Start of Records for this exercise
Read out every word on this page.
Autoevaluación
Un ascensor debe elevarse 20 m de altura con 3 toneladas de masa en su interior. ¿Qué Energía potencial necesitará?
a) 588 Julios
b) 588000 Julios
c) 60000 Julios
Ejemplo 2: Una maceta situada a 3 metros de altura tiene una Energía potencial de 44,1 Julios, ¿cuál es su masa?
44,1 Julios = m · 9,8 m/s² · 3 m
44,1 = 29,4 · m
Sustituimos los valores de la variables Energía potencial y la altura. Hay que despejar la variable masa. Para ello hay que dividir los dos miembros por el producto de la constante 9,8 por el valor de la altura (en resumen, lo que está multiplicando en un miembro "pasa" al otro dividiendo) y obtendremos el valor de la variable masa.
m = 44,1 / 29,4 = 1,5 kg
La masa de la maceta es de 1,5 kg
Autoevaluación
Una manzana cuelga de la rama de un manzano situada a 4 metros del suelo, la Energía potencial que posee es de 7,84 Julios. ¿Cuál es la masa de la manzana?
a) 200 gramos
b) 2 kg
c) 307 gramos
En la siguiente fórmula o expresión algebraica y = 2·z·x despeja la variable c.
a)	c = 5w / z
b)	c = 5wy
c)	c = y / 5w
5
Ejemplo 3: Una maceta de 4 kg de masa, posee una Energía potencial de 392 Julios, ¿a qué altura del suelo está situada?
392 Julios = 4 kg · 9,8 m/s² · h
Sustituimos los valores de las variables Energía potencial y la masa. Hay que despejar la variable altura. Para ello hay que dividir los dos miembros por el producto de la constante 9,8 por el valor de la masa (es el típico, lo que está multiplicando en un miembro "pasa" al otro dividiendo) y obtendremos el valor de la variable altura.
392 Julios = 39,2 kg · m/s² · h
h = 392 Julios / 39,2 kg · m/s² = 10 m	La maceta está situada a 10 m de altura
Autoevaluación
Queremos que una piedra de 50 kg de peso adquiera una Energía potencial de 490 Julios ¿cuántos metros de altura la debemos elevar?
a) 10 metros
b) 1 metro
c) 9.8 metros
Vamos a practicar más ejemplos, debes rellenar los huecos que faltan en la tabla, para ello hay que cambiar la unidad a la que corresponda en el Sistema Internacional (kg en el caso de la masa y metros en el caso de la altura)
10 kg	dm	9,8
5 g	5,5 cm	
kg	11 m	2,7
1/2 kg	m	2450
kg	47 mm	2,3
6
End of Records for this exercise
Go through the listing above and locate each line that holds the word "Sustituimos". Copy those lines.

Sustituimos los valores de la variables Energía potencial y la altura. Hay que despejar la variable masa. Para ello hay que dividir los dos miembros por el producto de la constante 9,8 por el valor de la altura (en resumen, lo que está multiplicando en un miembro "pasa" al otro dividiendo) y obtendremos el valor de la variable masa.
Sustituimos los valores de las variables Energía potencial y la masa. Hay que despejar la variable altura. Para ello hay que dividir los dos miembros por el producto de la constante 9,8 por el valor de la masa (es el típico, lo que está multiplicando en un miembro "pasa" al otro dividiendo) y obtendremos el valor de la variable altura.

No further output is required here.